**Prompt:** Repeat everything in the material exactly.

────────────────────────────────────────

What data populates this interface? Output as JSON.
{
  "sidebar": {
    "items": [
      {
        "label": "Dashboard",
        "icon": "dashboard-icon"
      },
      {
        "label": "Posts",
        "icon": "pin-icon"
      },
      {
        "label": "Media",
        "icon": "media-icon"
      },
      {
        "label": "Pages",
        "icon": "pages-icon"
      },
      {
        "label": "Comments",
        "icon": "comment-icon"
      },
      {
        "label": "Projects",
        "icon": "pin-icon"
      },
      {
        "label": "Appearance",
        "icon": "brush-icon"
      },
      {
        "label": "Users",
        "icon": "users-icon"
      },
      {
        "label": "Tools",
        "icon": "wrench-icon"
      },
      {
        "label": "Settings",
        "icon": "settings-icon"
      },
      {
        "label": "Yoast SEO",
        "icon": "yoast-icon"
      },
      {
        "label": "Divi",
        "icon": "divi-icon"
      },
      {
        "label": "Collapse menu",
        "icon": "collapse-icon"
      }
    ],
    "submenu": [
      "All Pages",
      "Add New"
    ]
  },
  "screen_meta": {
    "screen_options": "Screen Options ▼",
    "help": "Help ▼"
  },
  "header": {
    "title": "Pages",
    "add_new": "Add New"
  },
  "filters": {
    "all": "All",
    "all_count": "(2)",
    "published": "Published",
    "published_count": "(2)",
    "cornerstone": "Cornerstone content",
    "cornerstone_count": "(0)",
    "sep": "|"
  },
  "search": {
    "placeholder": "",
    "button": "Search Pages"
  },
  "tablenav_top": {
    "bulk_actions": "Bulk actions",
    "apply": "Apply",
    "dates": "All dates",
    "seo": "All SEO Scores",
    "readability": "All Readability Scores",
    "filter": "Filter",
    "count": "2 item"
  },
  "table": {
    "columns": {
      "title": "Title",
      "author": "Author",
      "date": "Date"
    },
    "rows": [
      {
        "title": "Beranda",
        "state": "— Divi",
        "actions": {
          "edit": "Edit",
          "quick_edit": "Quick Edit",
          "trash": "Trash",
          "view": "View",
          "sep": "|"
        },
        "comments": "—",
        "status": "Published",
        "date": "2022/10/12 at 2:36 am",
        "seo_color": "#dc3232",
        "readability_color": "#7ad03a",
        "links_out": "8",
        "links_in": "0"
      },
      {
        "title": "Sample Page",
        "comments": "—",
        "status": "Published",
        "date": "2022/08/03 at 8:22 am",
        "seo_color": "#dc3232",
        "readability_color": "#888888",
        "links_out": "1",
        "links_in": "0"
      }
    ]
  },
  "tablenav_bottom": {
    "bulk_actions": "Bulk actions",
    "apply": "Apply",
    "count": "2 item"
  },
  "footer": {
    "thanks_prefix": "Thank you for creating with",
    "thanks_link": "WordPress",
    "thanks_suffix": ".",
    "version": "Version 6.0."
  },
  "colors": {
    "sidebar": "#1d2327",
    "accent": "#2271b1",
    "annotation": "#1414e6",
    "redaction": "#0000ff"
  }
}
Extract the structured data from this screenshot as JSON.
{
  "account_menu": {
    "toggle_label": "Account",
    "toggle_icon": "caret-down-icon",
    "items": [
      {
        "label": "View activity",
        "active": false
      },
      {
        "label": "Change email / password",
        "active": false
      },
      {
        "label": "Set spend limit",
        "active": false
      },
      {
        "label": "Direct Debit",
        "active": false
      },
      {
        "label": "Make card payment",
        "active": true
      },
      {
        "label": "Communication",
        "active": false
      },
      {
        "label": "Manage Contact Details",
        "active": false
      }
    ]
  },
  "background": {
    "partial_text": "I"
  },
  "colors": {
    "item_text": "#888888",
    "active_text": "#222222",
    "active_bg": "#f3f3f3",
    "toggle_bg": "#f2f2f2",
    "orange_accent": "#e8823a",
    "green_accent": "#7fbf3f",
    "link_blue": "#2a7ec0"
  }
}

────────────────────────────────────────

**Solution for this problem:**
What data populates this interface? Output as JSON.
{
  "sidebar": {
    "items": [
      {
        "label": "Dashboard",
        "icon": "dashboard-icon"
      },
      {
        "label": "Posts",
        "icon": "pin-icon"
      },
      {
        "label": "Media",
        "icon": "media-icon"
      },
      {
        "label": "Pages",
        "icon": "pages-icon"
      },
      {
        "label": "Comments",
        "icon": "comment-icon"
      },
      {
        "label": "Projects",
        "icon": "pin-icon"
      },
      {
        "label": "Appearance",
        "icon": "brush-icon"
      },
      {
        "label": "Users",
        "icon": "users-icon"
      },
      {
        "label": "Tools",
        "icon": "wrench-icon"
      },
      {
        "label": "Settings",
        "icon": "settings-icon"
      },
      {
        "label": "Yoast SEO",
        "icon": "yoast-icon"
      },
      {
        "label": "Divi",
        "icon": "divi-icon"
      },
      {
        "label": "Collapse menu",
        "icon": "collapse-icon"
      }
    ],
    "submenu": [
      "All Pages",
      "Add New"
    ]
  },
  "screen_meta": {
    "screen_options": "Screen Options ▼",
    "help": "Help ▼"
  },
  "header": {
    "title": "Pages",
    "add_new": "Add New"
  },
  "filters": {
    "all": "All",
    "all_count": "(2)",
    "published": "Published",
    "published_count": "(2)",
    "cornerstone": "Cornerstone content",
    "cornerstone_count": "(0)",
    "sep": "|"
  },
  "search": {
    "placeholder": "",
    "button": "Search Pages"
  },
  "tablenav_top": {
    "bulk_actions": "Bulk actions",
    "apply": "Apply",
    "dates": "All dates",
    "seo": "All SEO Scores",
    "readability": "All Readability Scores",
    "filter": "Filter",
    "count": "2 item"
  },
  "table": {
    "columns": {
      "title": "Title",
      "author": "Author",
      "date": "Date"
    },
    "rows": [
      {
        "title": "Beranda",
        "state": "— Divi",
        "actions": {
          "edit": "Edit",
          "quick_edit": "Quick Edit",
          "trash": "Trash",
          "view": "View",
          "sep": "|"
        },
        "comments": "—",
        "status": "Published",
        "date": "2022/10/12 at 2:36 am",
        "seo_color": "#dc3232",
        "readability_color": "#7ad03a",
        "links_out": "8",
        "links_in": "0"
      },
      {
        "title": "Sample Page",
        "comments": "—",
        "status": "Published",
        "date": "2022/08/03 at 8:22 am",
        "seo_color": "#dc3232",
        "readability_color": "#888888",
        "links_out": "1",
        "links_in": "0"
      }
    ]
  },
  "tablenav_bottom": {
    "bulk_actions": "Bulk actions",
    "apply": "Apply",
    "count": "2 item"
  },
  "footer": {
    "thanks_prefix": "Thank you for creating with",
    "thanks_link": "WordPress",
    "thanks_suffix": ".",
    "version": "Version 6.0."
  },
  "colors": {
    "sidebar": "#1d2327",
    "accent": "#2271b1",
    "annotation": "#1414e6",
    "redaction": "#0000ff"
  }
}
Extract the structured data from this screenshot as JSON.
{
  "account_menu": {
    "toggle_label": "Account",
    "toggle_icon": "caret-down-icon",
    "items": [
      {
        "label": "View activity",
        "active": false
      },
      {
        "label": "Change email / password",
        "active": false
      },
      {
        "label": "Set spend limit",
        "active": false
      },
      {
        "label": "Direct Debit",
        "active": false
      },
      {
        "label": "Make card payment",
        "active": true
      },
      {
        "label": "Communication",
        "active": false
      },
      {
        "label": "Manage Contact Details",
        "active": false
      }
    ]
  },
  "background": {
    "partial_text": "I"
  },
  "colors": {
    "item_text": "#888888",
    "active_text": "#222222",
    "active_bg": "#f3f3f3",
    "toggle_bg": "#f2f2f2",
    "orange_accent": "#e8823a",
    "green_accent": "#7fbf3f",
    "link_blue": "#2a7ec0"
  }
}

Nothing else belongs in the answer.